[start of Entries shown]

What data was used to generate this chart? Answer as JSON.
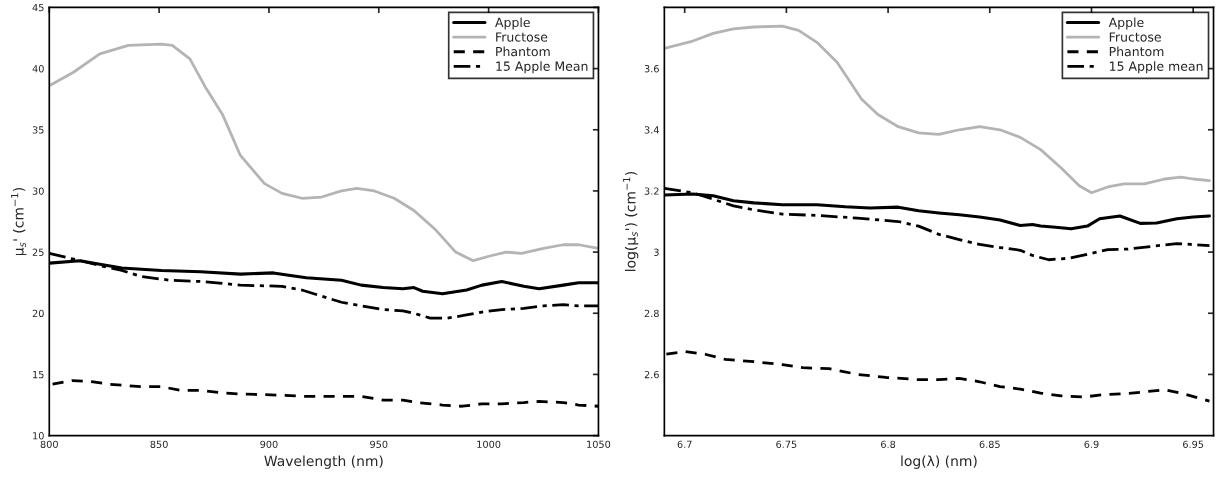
{
  "chart_data": [
    {
      "type": "line",
      "xlabel": "Wavelength (nm)",
      "ylabel": "μ$_{s}$' (cm$^{−1}$)",
      "xlim": [
        800,
        1050
      ],
      "xticks": [
        800,
        850,
        900,
        950,
        1000,
        1050
      ],
      "ylim": [
        10,
        45
      ],
      "yticks": [
        10,
        15,
        20,
        25,
        30,
        35,
        40,
        45
      ],
      "grid": false,
      "legend": "top right",
      "marker": "none",
      "series": [
        {
          "name": "Apple",
          "color": "#000000",
          "line_style": "solid",
          "x": [
            800,
            814,
            823,
            833,
            851,
            869,
            887,
            902,
            909,
            917,
            933,
            942,
            952,
            961,
            966,
            970,
            979,
            990,
            997,
            1006,
            1016,
            1023,
            1034,
            1041,
            1050
          ],
          "values": [
            24.1,
            24.3,
            24.0,
            23.7,
            23.5,
            23.4,
            23.2,
            23.3,
            23.1,
            22.9,
            22.7,
            22.3,
            22.1,
            22.0,
            22.1,
            21.8,
            21.6,
            21.9,
            22.3,
            22.6,
            22.2,
            22.0,
            22.3,
            22.5,
            22.5
          ]
        },
        {
          "name": "Fructose",
          "color": "#b4b4b4",
          "line_style": "solid",
          "x": [
            800,
            811,
            823,
            836,
            851,
            856,
            864,
            871,
            879,
            887,
            898,
            906,
            915,
            924,
            933,
            940,
            948,
            957,
            966,
            976,
            985,
            993,
            1001,
            1008,
            1015,
            1025,
            1034,
            1041,
            1050
          ],
          "values": [
            38.6,
            39.7,
            41.2,
            41.9,
            42.0,
            41.9,
            40.8,
            38.5,
            36.2,
            32.9,
            30.6,
            29.8,
            29.4,
            29.5,
            30.0,
            30.2,
            30.0,
            29.4,
            28.4,
            26.8,
            25.0,
            24.3,
            24.7,
            25.0,
            24.9,
            25.3,
            25.6,
            25.6,
            25.3
          ]
        },
        {
          "name": "Phantom",
          "color": "#000000",
          "line_style": "dashed",
          "x": [
            801.5,
            810.6,
            820,
            827,
            842,
            851,
            860,
            869,
            878,
            887,
            906,
            917,
            933,
            942,
            952,
            961,
            968,
            979,
            988,
            997,
            1006,
            1016,
            1023,
            1034,
            1041,
            1050
          ],
          "values": [
            14.2,
            14.5,
            14.4,
            14.2,
            14.0,
            14.0,
            13.7,
            13.7,
            13.5,
            13.4,
            13.3,
            13.2,
            13.2,
            13.2,
            12.9,
            12.9,
            12.7,
            12.5,
            12.4,
            12.6,
            12.6,
            12.7,
            12.8,
            12.7,
            12.5,
            12.4
          ]
        },
        {
          "name": "15 Apple Mean",
          "color": "#000000",
          "line_style": "dashdot",
          "x": [
            800,
            814,
            823,
            833,
            842,
            855,
            869,
            887,
            906,
            915,
            924,
            933,
            942,
            952,
            961,
            966,
            973.5,
            981,
            988,
            997,
            1006,
            1016,
            1025,
            1034,
            1041,
            1050
          ],
          "values": [
            24.9,
            24.3,
            23.9,
            23.5,
            23.0,
            22.7,
            22.6,
            22.3,
            22.2,
            21.9,
            21.4,
            20.9,
            20.6,
            20.3,
            20.2,
            20.0,
            19.6,
            19.6,
            19.8,
            20.1,
            20.3,
            20.4,
            20.6,
            20.7,
            20.6,
            20.6
          ]
        }
      ]
    },
    {
      "type": "line",
      "xlabel": "log(λ) (nm)",
      "ylabel": "log(μ$_{s}$') (cm$^{−1}$)",
      "xlim": [
        6.69,
        6.96
      ],
      "xticks": [
        6.7,
        6.75,
        6.8,
        6.85,
        6.9,
        6.95
      ],
      "ylim": [
        2.4,
        3.8
      ],
      "yticks": [
        2.6,
        2.8,
        3,
        3.2,
        3.4,
        3.6
      ],
      "grid": false,
      "legend": "top right",
      "marker": "none",
      "series": [
        {
          "name": "Apple",
          "color": "#000000",
          "line_style": "solid",
          "x": [
            6.69,
            6.704,
            6.714,
            6.724,
            6.734,
            6.748,
            6.765,
            6.779,
            6.791,
            6.805,
            6.815,
            6.825,
            6.835,
            6.845,
            6.855,
            6.865,
            6.871,
            6.875,
            6.881,
            6.89,
            6.898,
            6.904,
            6.914,
            6.924,
            6.932,
            6.942,
            6.95,
            6.958
          ],
          "values": [
            3.187,
            3.19,
            3.184,
            3.168,
            3.161,
            3.155,
            3.155,
            3.148,
            3.144,
            3.147,
            3.135,
            3.128,
            3.122,
            3.115,
            3.105,
            3.087,
            3.09,
            3.085,
            3.082,
            3.076,
            3.085,
            3.109,
            3.118,
            3.094,
            3.095,
            3.109,
            3.115,
            3.118
          ]
        },
        {
          "name": "Fructose",
          "color": "#b4b4b4",
          "line_style": "solid",
          "x": [
            6.69,
            6.704,
            6.714,
            6.724,
            6.734,
            6.748,
            6.756,
            6.765,
            6.775,
            6.787,
            6.795,
            6.805,
            6.815,
            6.825,
            6.835,
            6.845,
            6.855,
            6.865,
            6.875,
            6.885,
            6.894,
            6.9,
            6.908,
            6.916,
            6.926,
            6.936,
            6.944,
            6.95,
            6.958
          ],
          "values": [
            3.666,
            3.69,
            3.715,
            3.73,
            3.736,
            3.739,
            3.725,
            3.686,
            3.62,
            3.5,
            3.45,
            3.41,
            3.39,
            3.385,
            3.4,
            3.41,
            3.4,
            3.375,
            3.335,
            3.276,
            3.217,
            3.194,
            3.213,
            3.223,
            3.223,
            3.239,
            3.245,
            3.239,
            3.234
          ]
        },
        {
          "name": "Phantom",
          "color": "#000000",
          "line_style": "dashed",
          "x": [
            6.691,
            6.7,
            6.71,
            6.72,
            6.734,
            6.748,
            6.758,
            6.771,
            6.785,
            6.799,
            6.815,
            6.825,
            6.835,
            6.845,
            6.855,
            6.865,
            6.875,
            6.885,
            6.896,
            6.906,
            6.916,
            6.926,
            6.936,
            6.944,
            6.958
          ],
          "values": [
            2.666,
            2.675,
            2.666,
            2.649,
            2.642,
            2.632,
            2.622,
            2.619,
            2.6,
            2.59,
            2.583,
            2.583,
            2.587,
            2.576,
            2.56,
            2.552,
            2.539,
            2.53,
            2.526,
            2.534,
            2.537,
            2.543,
            2.55,
            2.539,
            2.513
          ]
        },
        {
          "name": "15 Apple mean",
          "color": "#000000",
          "line_style": "dashdot",
          "x": [
            6.69,
            6.704,
            6.714,
            6.724,
            6.734,
            6.748,
            6.765,
            6.785,
            6.805,
            6.815,
            6.825,
            6.835,
            6.845,
            6.855,
            6.865,
            6.871,
            6.879,
            6.889,
            6.9,
            6.908,
            6.918,
            6.93,
            6.942,
            6.958
          ],
          "values": [
            3.208,
            3.194,
            3.173,
            3.151,
            3.138,
            3.124,
            3.12,
            3.111,
            3.1,
            3.085,
            3.058,
            3.041,
            3.025,
            3.015,
            3.006,
            2.989,
            2.975,
            2.98,
            2.996,
            3.008,
            3.01,
            3.019,
            3.028,
            3.021
          ]
        }
      ]
    }
  ]
}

[end of Entries shown]

### Written request
Print every entry above again without changing a word, and omit the pictures.

### Exercise output
What data was used to generate this chart? Answer as JSON.
{
  "chart_data": [
    {
      "type": "line",
      "xlabel": "Wavelength (nm)",
      "ylabel": "μ$_{s}$' (cm$^{−1}$)",
      "xlim": [
        800,
        1050
      ],
      "xticks": [
        800,
        850,
        900,
        950,
        1000,
        1050
      ],
      "ylim": [
        10,
        45
      ],
      "yticks": [
        10,
        15,
        20,
        25,
        30,
        35,
        40,
        45
      ],
      "grid": false,
      "legend": "top right",
      "marker": "none",
      "series": [
        {
          "name": "Apple",
          "color": "#000000",
          "line_style": "solid",
          "x": [
            800,
            814,
            823,
            833,
            851,
            869,
            887,
            902,
            909,
            917,
            933,
            942,
            952,
            961,
            966,
            970,
            979,
            990,
            997,
            1006,
            1016,
            1023,
            1034,
            1041,
            1050
          ],
          "values": [
            24.1,
            24.3,
            24.0,
            23.7,
            23.5,
            23.4,
            23.2,
            23.3,
            23.1,
            22.9,
            22.7,
            22.3,
            22.1,
            22.0,
            22.1,
            21.8,
            21.6,
            21.9,
            22.3,
            22.6,
            22.2,
            22.0,
            22.3,
            22.5,
            22.5
          ]
        },
        {
          "name": "Fructose",
          "color": "#b4b4b4",
          "line_style": "solid",
          "x": [
            800,
            811,
            823,
            836,
            851,
            856,
            864,
            871,
            879,
            887,
            898,
            906,
            915,
            924,
            933,
            940,
            948,
            957,
            966,
            976,
            985,
            993,
            1001,
            1008,
            1015,
            1025,
            1034,
            1041,
            1050
          ],
          "values": [
            38.6,
            39.7,
            41.2,
            41.9,
            42.0,
            41.9,
            40.8,
            38.5,
            36.2,
            32.9,
            30.6,
            29.8,
            29.4,
            29.5,
            30.0,
            30.2,
            30.0,
            29.4,
            28.4,
            26.8,
            25.0,
            24.3,
            24.7,
            25.0,
            24.9,
            25.3,
            25.6,
            25.6,
            25.3
          ]
        },
        {
          "name": "Phantom",
          "color": "#000000",
          "line_style": "dashed",
          "x": [
            801.5,
            810.6,
            820,
            827,
            842,
            851,
            860,
            869,
            878,
            887,
            906,
            917,
            933,
            942,
            952,
            961,
            968,
            979,
            988,
            997,
            1006,
            1016,
            1023,
            1034,
            1041,
            1050
          ],
          "values": [
            14.2,
            14.5,
            14.4,
            14.2,
            14.0,
            14.0,
            13.7,
            13.7,
            13.5,
            13.4,
            13.3,
            13.2,
            13.2,
            13.2,
            12.9,
            12.9,
            12.7,
            12.5,
            12.4,
            12.6,
            12.6,
            12.7,
            12.8,
            12.7,
            12.5,
            12.4
          ]
        },
        {
          "name": "15 Apple Mean",
          "color": "#000000",
          "line_style": "dashdot",
          "x": [
            800,
            814,
            823,
            833,
            842,
            855,
            869,
            887,
            906,
            915,
            924,
            933,
            942,
            952,
            961,
            966,
            973.5,
            981,
            988,
            997,
            1006,
            1016,
            1025,
            1034,
            1041,
            1050
          ],
          "values": [
            24.9,
            24.3,
            23.9,
            23.5,
            23.0,
            22.7,
            22.6,
            22.3,
            22.2,
            21.9,
            21.4,
            20.9,
            20.6,
            20.3,
            20.2,
            20.0,
            19.6,
            19.6,
            19.8,
            20.1,
            20.3,
            20.4,
            20.6,
            20.7,
            20.6,
            20.6
          ]
        }
      ]
    },
    {
      "type": "line",
      "xlabel": "log(λ) (nm)",
      "ylabel": "log(μ$_{s}$') (cm$^{−1}$)",
      "xlim": [
        6.69,
        6.96
      ],
      "xticks": [
        6.7,
        6.75,
        6.8,
        6.85,
        6.9,
        6.95
      ],
      "ylim": [
        2.4,
        3.8
      ],
      "yticks": [
        2.6,
        2.8,
        3,
        3.2,
        3.4,
        3.6
      ],
      "grid": false,
      "legend": "top right",
      "marker": "none",
      "series": [
        {
          "name": "Apple",
          "color": "#000000",
          "line_style": "solid",
          "x": [
            6.69,
            6.704,
            6.714,
            6.724,
            6.734,
            6.748,
            6.765,
            6.779,
            6.791,
            6.805,
            6.815,
            6.825,
            6.835,
            6.845,
            6.855,
            6.865,
            6.871,
            6.875,
            6.881,
            6.89,
            6.898,
            6.904,
            6.914,
            6.924,
            6.932,
            6.942,
            6.95,
            6.958
          ],
          "values": [
            3.187,
            3.19,
            3.184,
            3.168,
            3.161,
            3.155,
            3.155,
            3.148,
            3.144,
            3.147,
            3.135,
            3.128,
            3.122,
            3.115,
            3.105,
            3.087,
            3.09,
            3.085,
            3.082,
            3.076,
            3.085,
            3.109,
            3.118,
            3.094,
            3.095,
            3.109,
            3.115,
            3.118
          ]
        },
        {
          "name": "Fructose",
          "color": "#b4b4b4",
          "line_style": "solid",
          "x": [
            6.69,
            6.704,
            6.714,
            6.724,
            6.734,
            6.748,
            6.756,
            6.765,
            6.775,
            6.787,
            6.795,
            6.805,
            6.815,
            6.825,
            6.835,
            6.845,
            6.855,
            6.865,
            6.875,
            6.885,
            6.894,
            6.9,
            6.908,
            6.916,
            6.926,
            6.936,
            6.944,
            6.95,
            6.958
          ],
          "values": [
            3.666,
            3.69,
            3.715,
            3.73,
            3.736,
            3.739,
            3.725,
            3.686,
            3.62,
            3.5,
            3.45,
            3.41,
            3.39,
            3.385,
            3.4,
            3.41,
            3.4,
            3.375,
            3.335,
            3.276,
            3.217,
            3.194,
            3.213,
            3.223,
            3.223,
            3.239,
            3.245,
            3.239,
            3.234
          ]
        },
        {
          "name": "Phantom",
          "color": "#000000",
          "line_style": "dashed",
          "x": [
            6.691,
            6.7,
            6.71,
            6.72,
            6.734,
            6.748,
            6.758,
            6.771,
            6.785,
            6.799,
            6.815,
            6.825,
            6.835,
            6.845,
            6.855,
            6.865,
            6.875,
            6.885,
            6.896,
            6.906,
            6.916,
            6.926,
            6.936,
            6.944,
            6.958
          ],
          "values": [
            2.666,
            2.675,
            2.666,
            2.649,
            2.642,
            2.632,
            2.622,
            2.619,
            2.6,
            2.59,
            2.583,
            2.583,
            2.587,
            2.576,
            2.56,
            2.552,
            2.539,
            2.53,
            2.526,
            2.534,
            2.537,
            2.543,
            2.55,
            2.539,
            2.513
          ]
        },
        {
          "name": "15 Apple mean",
          "color": "#000000",
          "line_style": "dashdot",
          "x": [
            6.69,
            6.704,
            6.714,
            6.724,
            6.734,
            6.748,
            6.765,
            6.785,
            6.805,
            6.815,
            6.825,
            6.835,
            6.845,
            6.855,
            6.865,
            6.871,
            6.879,
            6.889,
            6.9,
            6.908,
            6.918,
            6.93,
            6.942,
            6.958
          ],
          "values": [
            3.208,
            3.194,
            3.173,
            3.151,
            3.138,
            3.124,
            3.12,
            3.111,
            3.1,
            3.085,
            3.058,
            3.041,
            3.025,
            3.015,
            3.006,
            2.989,
            2.975,
            2.98,
            2.996,
            3.008,
            3.01,
            3.019,
            3.028,
            3.021
          ]
        }
      ]
    }
  ]
}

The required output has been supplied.